- DIRECTIVE
Copy out each line that mentions the word "bone".

- EXERCISE DATA
##########
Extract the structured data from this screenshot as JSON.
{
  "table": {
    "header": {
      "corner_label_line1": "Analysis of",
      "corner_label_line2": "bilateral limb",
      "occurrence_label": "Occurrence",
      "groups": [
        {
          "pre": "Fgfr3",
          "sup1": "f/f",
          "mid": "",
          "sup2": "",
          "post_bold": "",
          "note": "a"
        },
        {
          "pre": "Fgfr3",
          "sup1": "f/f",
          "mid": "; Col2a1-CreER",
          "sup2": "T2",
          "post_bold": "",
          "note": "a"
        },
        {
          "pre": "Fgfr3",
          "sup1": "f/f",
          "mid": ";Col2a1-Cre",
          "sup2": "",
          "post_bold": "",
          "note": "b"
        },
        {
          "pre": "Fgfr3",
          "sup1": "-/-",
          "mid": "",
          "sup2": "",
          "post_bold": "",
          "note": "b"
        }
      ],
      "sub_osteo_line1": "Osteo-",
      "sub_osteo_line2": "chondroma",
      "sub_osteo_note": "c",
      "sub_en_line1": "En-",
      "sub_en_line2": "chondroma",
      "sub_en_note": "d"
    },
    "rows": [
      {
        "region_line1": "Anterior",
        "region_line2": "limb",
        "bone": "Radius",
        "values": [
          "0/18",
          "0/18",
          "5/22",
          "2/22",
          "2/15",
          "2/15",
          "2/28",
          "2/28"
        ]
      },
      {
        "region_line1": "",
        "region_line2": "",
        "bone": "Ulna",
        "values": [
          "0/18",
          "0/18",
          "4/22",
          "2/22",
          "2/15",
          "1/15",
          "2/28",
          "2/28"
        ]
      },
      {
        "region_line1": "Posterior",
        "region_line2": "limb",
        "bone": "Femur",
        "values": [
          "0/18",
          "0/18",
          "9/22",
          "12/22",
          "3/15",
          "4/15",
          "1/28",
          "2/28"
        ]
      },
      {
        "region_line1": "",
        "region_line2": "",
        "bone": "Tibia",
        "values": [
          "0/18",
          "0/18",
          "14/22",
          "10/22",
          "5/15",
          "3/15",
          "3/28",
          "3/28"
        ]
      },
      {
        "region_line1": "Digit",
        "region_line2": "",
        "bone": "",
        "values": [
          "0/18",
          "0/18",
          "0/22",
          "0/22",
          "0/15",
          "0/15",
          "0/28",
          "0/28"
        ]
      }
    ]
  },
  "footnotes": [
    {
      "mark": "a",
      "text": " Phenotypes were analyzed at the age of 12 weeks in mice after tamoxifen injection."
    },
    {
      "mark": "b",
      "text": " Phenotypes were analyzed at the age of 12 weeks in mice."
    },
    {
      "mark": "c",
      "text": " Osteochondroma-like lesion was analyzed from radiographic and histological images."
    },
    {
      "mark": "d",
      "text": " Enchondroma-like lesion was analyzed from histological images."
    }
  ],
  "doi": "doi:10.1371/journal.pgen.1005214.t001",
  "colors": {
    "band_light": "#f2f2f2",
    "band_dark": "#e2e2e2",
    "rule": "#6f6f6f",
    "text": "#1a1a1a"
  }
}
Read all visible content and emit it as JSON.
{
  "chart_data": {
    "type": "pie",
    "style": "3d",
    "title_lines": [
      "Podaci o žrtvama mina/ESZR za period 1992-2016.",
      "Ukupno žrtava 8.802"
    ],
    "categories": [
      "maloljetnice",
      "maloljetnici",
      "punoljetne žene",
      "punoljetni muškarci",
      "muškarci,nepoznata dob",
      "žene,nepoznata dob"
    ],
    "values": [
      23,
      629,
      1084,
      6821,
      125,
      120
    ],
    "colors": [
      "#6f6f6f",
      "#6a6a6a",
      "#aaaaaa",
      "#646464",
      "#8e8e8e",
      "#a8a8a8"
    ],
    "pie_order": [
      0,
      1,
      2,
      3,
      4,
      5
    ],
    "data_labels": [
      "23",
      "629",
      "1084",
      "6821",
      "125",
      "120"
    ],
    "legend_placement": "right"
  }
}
##########
- RESULT OF THE TASK
        "bone": "Radius",
        "bone": "Ulna",
        "bone": "Femur",
        "bone": "Tibia",
        "bone": "",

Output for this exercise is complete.